• **Problem requirements**:
Pull each line holding the word "무인교통단속장비" from the data.

• **Information given**:
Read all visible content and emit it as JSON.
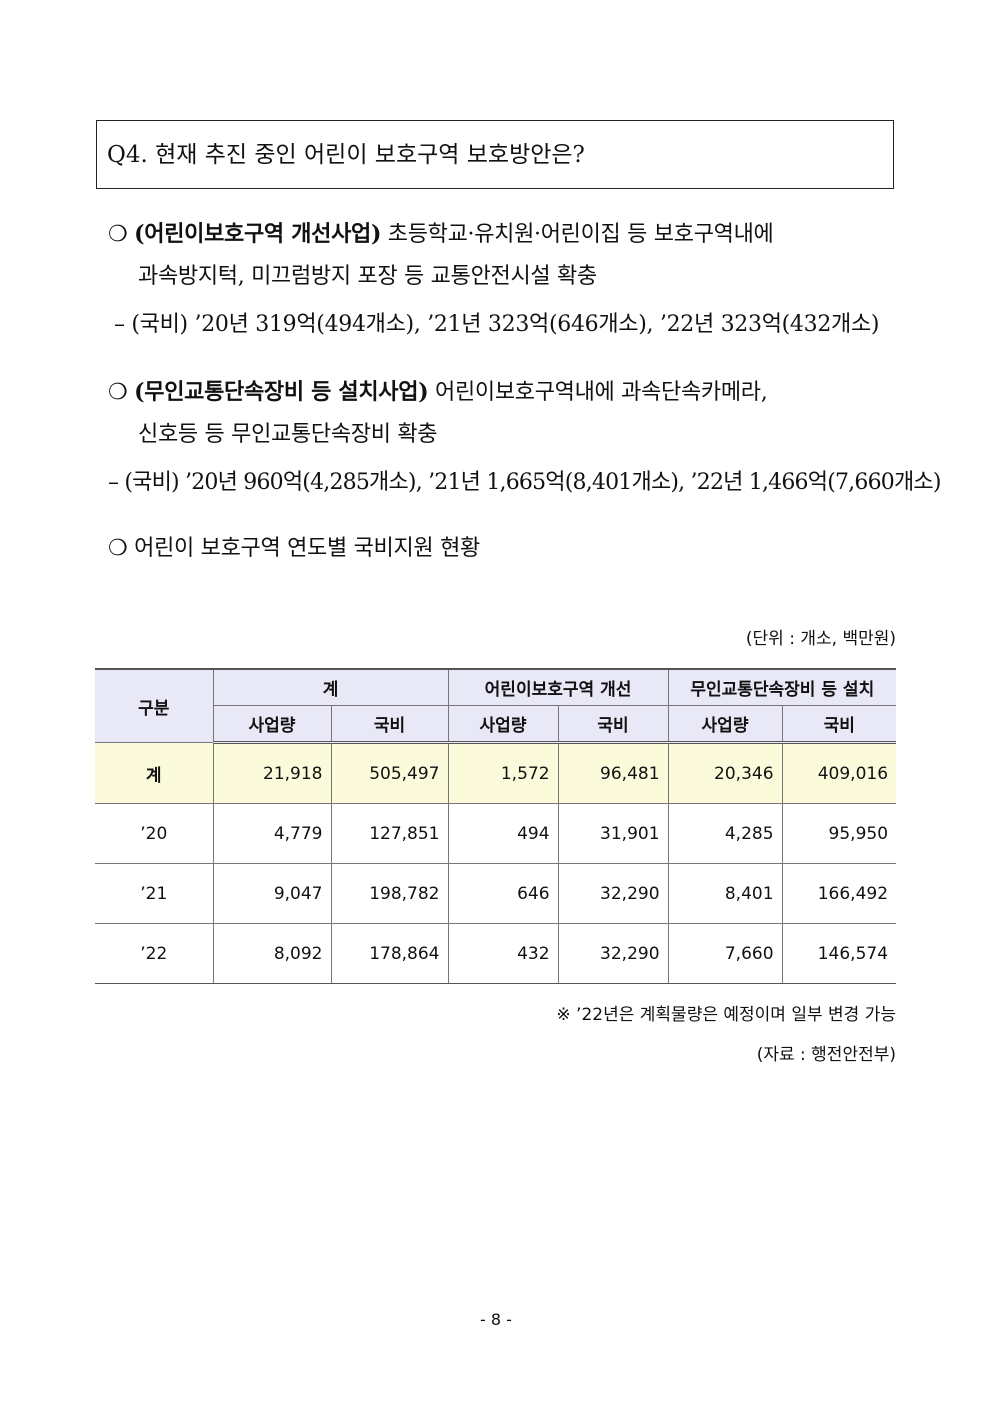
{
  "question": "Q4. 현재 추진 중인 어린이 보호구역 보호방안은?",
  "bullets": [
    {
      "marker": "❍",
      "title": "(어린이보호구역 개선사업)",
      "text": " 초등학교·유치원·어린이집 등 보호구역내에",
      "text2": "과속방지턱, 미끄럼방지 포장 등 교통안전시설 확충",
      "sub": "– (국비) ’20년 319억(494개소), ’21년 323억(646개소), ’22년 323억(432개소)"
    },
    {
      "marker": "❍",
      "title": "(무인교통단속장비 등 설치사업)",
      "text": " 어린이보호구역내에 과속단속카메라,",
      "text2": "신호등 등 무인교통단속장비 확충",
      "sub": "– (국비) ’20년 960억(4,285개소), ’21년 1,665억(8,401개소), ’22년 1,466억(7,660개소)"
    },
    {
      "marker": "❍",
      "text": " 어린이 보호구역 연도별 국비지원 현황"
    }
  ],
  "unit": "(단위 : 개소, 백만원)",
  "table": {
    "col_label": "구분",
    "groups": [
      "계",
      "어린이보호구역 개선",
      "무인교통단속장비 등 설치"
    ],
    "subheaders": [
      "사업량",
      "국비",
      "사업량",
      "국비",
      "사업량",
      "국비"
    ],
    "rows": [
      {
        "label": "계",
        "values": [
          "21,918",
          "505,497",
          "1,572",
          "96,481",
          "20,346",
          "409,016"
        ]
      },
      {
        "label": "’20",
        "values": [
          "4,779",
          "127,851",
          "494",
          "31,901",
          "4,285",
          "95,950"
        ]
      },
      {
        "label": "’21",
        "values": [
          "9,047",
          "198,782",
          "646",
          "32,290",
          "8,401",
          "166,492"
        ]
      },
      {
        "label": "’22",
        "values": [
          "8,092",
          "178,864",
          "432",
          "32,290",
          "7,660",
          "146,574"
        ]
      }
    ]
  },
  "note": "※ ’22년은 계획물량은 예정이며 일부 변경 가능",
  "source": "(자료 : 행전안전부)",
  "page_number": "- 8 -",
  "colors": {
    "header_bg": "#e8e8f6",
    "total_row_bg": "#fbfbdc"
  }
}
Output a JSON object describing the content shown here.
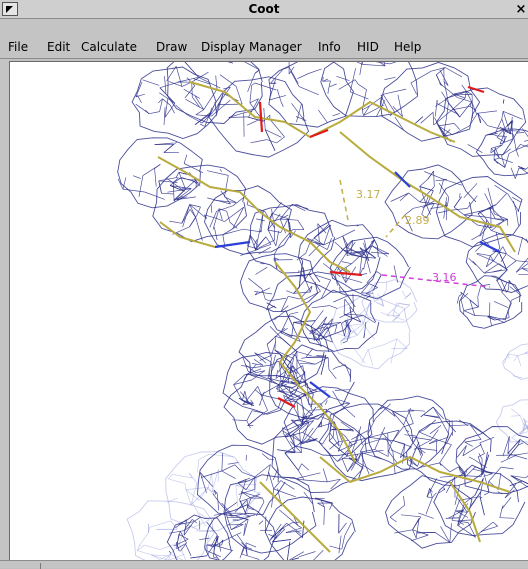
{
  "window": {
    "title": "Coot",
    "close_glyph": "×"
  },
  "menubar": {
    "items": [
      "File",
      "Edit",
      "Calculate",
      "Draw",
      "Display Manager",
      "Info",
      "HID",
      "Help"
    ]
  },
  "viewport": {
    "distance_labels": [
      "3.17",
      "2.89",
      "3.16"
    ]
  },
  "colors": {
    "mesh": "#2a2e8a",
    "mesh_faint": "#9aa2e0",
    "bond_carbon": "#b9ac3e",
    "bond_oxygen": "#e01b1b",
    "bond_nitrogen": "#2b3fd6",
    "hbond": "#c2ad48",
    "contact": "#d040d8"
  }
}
--
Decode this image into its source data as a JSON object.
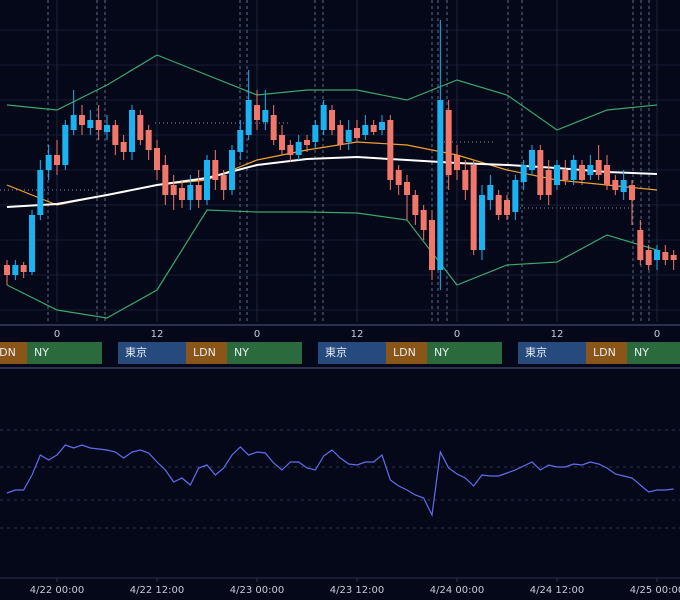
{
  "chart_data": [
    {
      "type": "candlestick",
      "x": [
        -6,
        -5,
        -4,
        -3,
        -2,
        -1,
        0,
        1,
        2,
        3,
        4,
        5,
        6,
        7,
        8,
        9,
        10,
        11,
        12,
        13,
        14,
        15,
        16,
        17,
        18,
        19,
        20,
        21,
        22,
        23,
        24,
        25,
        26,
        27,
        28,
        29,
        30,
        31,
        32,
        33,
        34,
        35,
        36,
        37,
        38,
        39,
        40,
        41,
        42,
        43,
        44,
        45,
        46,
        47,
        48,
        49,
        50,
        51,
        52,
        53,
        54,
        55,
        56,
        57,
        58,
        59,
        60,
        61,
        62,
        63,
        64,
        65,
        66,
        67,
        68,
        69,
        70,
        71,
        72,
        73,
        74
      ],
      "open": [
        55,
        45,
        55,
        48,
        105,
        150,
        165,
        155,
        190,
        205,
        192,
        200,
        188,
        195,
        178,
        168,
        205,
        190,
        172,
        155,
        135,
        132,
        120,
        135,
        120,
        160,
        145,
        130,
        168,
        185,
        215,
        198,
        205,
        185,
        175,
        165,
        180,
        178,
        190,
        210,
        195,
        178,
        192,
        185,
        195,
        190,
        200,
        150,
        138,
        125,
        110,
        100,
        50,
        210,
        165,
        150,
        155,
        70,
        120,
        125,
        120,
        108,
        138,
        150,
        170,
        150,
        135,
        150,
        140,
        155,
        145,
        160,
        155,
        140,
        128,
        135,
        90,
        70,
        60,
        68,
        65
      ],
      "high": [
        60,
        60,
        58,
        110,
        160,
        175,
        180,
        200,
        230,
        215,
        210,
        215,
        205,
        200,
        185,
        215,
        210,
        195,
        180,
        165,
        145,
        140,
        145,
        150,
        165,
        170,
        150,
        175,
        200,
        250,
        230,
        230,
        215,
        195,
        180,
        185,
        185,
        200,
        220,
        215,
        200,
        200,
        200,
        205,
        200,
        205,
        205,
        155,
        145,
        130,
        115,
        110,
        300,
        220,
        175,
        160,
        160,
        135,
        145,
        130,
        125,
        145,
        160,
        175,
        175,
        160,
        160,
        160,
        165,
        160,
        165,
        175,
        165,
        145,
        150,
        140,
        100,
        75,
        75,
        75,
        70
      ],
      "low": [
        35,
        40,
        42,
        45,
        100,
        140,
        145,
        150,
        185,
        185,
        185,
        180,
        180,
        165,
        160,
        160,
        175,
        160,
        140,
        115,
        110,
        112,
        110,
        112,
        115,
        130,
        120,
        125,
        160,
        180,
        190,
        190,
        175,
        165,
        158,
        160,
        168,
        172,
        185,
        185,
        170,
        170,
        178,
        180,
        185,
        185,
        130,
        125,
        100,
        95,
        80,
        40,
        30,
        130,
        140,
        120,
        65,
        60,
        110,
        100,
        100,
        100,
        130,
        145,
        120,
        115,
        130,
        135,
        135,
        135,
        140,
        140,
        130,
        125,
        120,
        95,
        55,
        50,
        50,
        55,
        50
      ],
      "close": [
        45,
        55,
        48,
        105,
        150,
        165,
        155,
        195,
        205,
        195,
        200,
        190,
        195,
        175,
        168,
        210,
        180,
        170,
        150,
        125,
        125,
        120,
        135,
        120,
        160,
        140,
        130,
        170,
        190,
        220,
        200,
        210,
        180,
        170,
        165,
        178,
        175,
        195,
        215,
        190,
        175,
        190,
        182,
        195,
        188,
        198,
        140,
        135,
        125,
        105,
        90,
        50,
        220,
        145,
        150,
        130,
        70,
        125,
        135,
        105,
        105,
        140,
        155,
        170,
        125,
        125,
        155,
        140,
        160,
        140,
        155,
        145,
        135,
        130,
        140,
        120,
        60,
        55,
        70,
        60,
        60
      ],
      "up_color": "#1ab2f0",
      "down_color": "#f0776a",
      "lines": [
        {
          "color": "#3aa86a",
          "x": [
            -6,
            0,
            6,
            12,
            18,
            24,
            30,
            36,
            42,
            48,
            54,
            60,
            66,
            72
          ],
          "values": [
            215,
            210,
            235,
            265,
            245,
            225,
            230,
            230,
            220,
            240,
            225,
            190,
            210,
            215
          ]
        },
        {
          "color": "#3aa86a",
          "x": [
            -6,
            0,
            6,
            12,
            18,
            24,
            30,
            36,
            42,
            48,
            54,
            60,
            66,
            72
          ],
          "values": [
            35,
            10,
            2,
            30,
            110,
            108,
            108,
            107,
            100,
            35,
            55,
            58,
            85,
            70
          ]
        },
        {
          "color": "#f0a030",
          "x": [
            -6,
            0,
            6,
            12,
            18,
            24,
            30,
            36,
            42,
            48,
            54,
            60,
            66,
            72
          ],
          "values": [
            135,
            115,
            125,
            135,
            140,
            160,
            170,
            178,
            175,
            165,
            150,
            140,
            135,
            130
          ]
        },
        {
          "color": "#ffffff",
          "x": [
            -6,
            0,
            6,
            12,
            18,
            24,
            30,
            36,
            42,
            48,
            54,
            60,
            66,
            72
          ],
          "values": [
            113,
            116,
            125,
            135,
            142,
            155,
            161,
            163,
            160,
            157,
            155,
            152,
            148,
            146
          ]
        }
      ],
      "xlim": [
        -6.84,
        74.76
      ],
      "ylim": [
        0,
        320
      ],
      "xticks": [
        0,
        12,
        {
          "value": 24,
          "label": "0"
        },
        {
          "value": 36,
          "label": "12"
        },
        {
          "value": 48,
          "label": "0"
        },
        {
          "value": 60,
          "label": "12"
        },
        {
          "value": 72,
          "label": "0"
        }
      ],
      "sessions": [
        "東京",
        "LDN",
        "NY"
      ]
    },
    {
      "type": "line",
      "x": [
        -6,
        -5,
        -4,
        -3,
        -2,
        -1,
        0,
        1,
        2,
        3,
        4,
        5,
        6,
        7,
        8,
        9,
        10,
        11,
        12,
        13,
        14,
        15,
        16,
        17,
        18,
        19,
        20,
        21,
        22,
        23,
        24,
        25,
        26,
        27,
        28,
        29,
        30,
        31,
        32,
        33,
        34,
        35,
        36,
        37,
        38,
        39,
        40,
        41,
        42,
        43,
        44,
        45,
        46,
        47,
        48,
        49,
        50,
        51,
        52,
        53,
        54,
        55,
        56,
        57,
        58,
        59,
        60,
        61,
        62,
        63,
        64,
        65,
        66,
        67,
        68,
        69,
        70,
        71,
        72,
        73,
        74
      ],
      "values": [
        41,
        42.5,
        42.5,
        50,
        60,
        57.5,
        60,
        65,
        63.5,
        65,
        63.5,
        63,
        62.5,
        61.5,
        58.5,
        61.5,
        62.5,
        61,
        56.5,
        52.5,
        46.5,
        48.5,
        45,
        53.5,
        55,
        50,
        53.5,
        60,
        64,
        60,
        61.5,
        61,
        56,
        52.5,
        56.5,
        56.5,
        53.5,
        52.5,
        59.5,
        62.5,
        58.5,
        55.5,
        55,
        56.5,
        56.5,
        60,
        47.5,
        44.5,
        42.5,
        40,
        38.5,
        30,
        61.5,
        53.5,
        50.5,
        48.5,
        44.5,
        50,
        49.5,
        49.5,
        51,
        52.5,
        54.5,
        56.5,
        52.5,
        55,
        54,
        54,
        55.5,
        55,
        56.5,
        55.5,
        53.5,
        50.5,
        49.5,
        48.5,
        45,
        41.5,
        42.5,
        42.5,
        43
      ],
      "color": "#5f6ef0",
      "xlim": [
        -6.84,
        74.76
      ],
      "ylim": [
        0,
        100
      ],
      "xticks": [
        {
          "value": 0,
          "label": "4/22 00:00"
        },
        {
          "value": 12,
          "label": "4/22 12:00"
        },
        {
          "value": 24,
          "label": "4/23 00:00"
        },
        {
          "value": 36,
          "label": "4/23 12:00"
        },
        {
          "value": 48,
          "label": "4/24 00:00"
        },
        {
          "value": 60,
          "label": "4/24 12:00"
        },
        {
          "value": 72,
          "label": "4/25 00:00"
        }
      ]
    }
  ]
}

• **Solution for this exercise**:
      "title": "(무인교통단속장비 등 설치사업)",
      "text2": "신호등 등 무인교통단속장비 확충",
      "무인교통단속장비 등 설치"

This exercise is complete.